Saved data entries:
========================================

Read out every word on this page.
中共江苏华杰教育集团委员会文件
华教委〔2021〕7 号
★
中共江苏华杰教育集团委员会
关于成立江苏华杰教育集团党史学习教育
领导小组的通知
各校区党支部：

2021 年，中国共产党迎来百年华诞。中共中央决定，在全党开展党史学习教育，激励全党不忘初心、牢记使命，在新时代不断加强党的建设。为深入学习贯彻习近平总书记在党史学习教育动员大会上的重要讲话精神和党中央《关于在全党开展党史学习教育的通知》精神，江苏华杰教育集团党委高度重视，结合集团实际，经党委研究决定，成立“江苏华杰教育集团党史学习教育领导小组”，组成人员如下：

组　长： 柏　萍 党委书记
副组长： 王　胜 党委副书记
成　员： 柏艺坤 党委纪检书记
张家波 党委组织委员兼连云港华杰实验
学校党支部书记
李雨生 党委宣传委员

========================================

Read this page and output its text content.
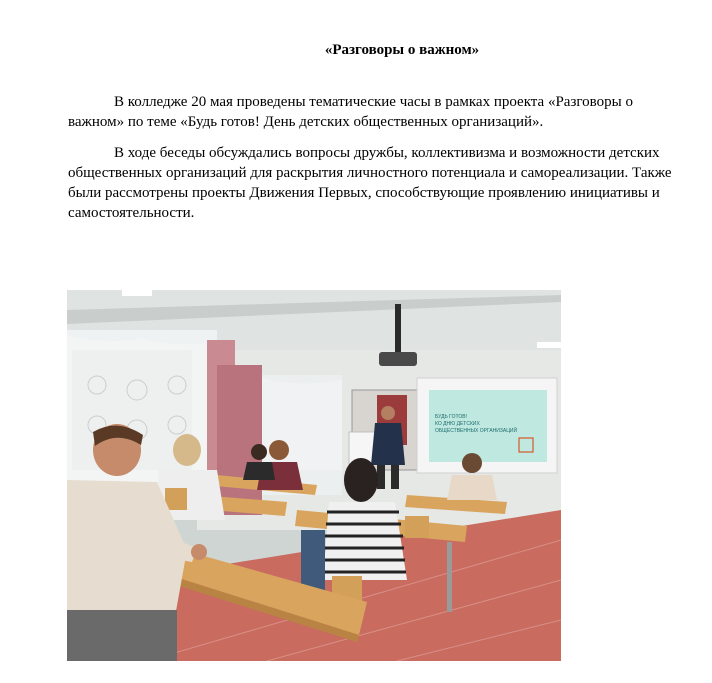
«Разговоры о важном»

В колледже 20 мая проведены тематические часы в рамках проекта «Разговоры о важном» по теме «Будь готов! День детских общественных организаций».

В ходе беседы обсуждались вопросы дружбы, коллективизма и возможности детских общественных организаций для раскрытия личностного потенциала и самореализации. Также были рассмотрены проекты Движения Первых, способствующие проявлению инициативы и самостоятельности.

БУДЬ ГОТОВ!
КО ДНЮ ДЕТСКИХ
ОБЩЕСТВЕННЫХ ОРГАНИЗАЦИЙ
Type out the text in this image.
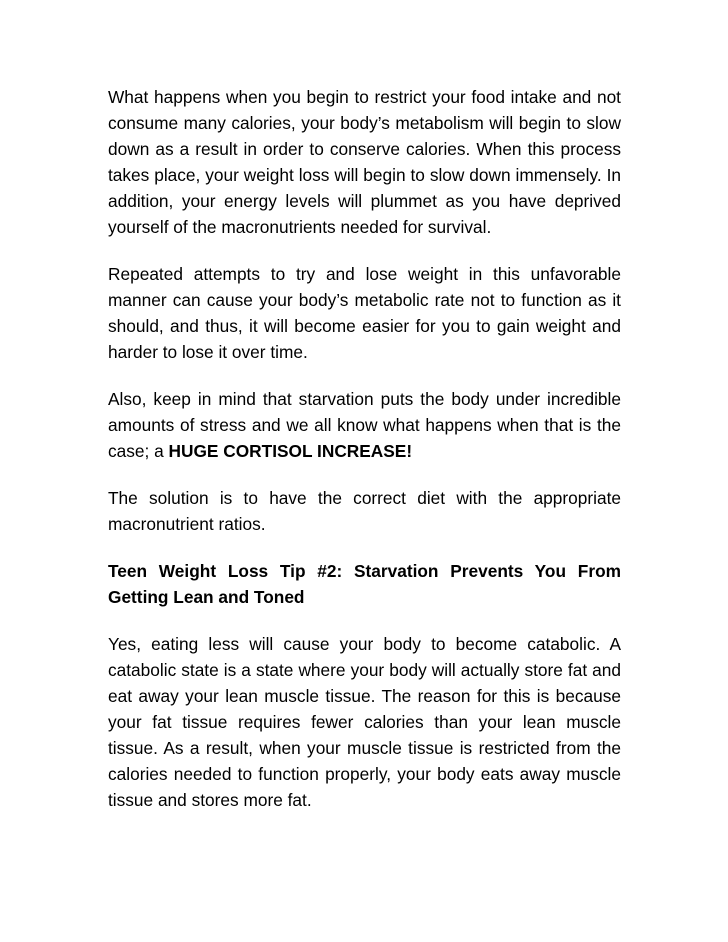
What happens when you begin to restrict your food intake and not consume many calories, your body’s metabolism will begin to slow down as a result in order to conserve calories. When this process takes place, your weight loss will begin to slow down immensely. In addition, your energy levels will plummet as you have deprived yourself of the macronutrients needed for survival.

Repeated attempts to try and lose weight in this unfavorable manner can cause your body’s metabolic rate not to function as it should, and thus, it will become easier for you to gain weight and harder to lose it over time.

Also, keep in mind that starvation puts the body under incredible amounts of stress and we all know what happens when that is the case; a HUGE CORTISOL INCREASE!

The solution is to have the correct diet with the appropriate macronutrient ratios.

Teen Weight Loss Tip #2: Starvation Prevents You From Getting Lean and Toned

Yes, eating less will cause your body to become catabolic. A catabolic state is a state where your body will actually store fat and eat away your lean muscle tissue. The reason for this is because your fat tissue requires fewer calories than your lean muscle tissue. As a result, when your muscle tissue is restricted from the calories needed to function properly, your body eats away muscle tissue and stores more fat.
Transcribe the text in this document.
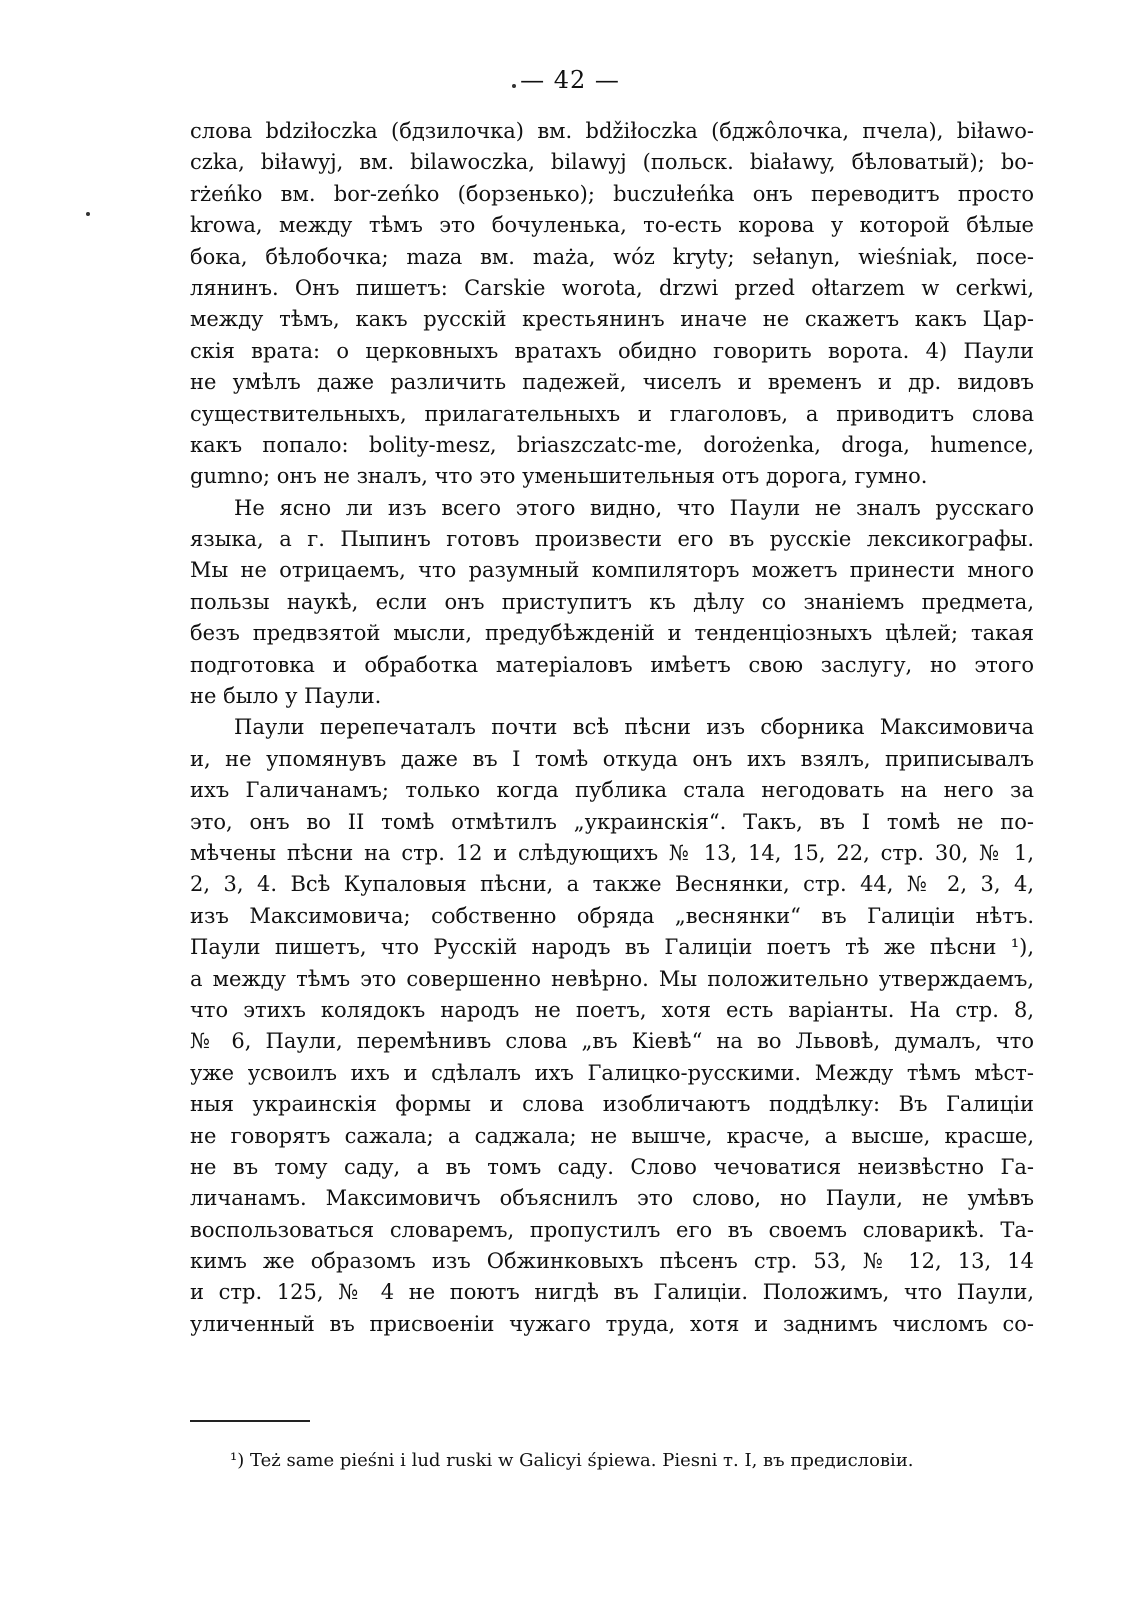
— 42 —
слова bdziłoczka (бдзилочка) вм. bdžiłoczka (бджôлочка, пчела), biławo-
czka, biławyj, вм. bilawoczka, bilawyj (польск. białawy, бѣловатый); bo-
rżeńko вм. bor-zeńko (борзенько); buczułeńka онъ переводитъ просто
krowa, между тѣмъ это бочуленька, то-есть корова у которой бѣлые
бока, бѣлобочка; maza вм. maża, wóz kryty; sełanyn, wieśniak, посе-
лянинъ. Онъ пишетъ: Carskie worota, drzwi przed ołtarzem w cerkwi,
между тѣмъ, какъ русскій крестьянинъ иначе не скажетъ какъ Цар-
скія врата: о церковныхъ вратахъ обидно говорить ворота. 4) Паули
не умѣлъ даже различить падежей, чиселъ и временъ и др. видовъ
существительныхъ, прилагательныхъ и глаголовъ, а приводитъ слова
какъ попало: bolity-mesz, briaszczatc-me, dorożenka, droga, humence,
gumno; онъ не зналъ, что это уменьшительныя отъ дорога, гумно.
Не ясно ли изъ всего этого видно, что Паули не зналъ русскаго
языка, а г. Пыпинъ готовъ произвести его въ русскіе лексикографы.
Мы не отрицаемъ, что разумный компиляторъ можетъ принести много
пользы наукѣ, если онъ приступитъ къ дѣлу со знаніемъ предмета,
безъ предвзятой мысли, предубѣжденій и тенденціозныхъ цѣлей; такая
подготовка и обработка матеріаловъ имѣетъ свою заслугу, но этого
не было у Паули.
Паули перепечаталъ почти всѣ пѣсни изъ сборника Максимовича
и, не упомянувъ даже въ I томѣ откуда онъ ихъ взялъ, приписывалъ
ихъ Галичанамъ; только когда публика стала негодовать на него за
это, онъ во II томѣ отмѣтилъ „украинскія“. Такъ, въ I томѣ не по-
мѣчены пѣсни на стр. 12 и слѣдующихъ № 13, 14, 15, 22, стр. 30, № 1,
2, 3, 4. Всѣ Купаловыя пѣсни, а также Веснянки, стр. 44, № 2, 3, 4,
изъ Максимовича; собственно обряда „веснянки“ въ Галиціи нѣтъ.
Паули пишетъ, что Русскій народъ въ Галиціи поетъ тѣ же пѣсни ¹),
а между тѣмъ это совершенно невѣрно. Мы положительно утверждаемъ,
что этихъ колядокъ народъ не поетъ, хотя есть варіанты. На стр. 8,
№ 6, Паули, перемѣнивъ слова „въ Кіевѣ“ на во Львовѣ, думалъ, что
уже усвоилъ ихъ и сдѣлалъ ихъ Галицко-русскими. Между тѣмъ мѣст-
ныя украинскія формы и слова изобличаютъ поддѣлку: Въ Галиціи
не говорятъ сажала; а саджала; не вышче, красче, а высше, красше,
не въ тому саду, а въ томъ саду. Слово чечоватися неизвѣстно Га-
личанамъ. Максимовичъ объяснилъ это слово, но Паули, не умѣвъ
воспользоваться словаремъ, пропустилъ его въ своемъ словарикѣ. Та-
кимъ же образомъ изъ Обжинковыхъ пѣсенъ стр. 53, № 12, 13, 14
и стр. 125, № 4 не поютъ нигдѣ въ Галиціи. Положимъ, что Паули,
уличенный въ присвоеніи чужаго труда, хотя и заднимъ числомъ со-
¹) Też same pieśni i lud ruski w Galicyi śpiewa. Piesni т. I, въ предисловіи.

========================================

What to do. Whichever lines contain the string "хотя", select and copy them.

Response.
что этихъ колядокъ народъ не поетъ, хотя есть варіанты. На стр. 8,
уличенный въ присвоеніи чужаго труда, хотя и заднимъ числомъ со-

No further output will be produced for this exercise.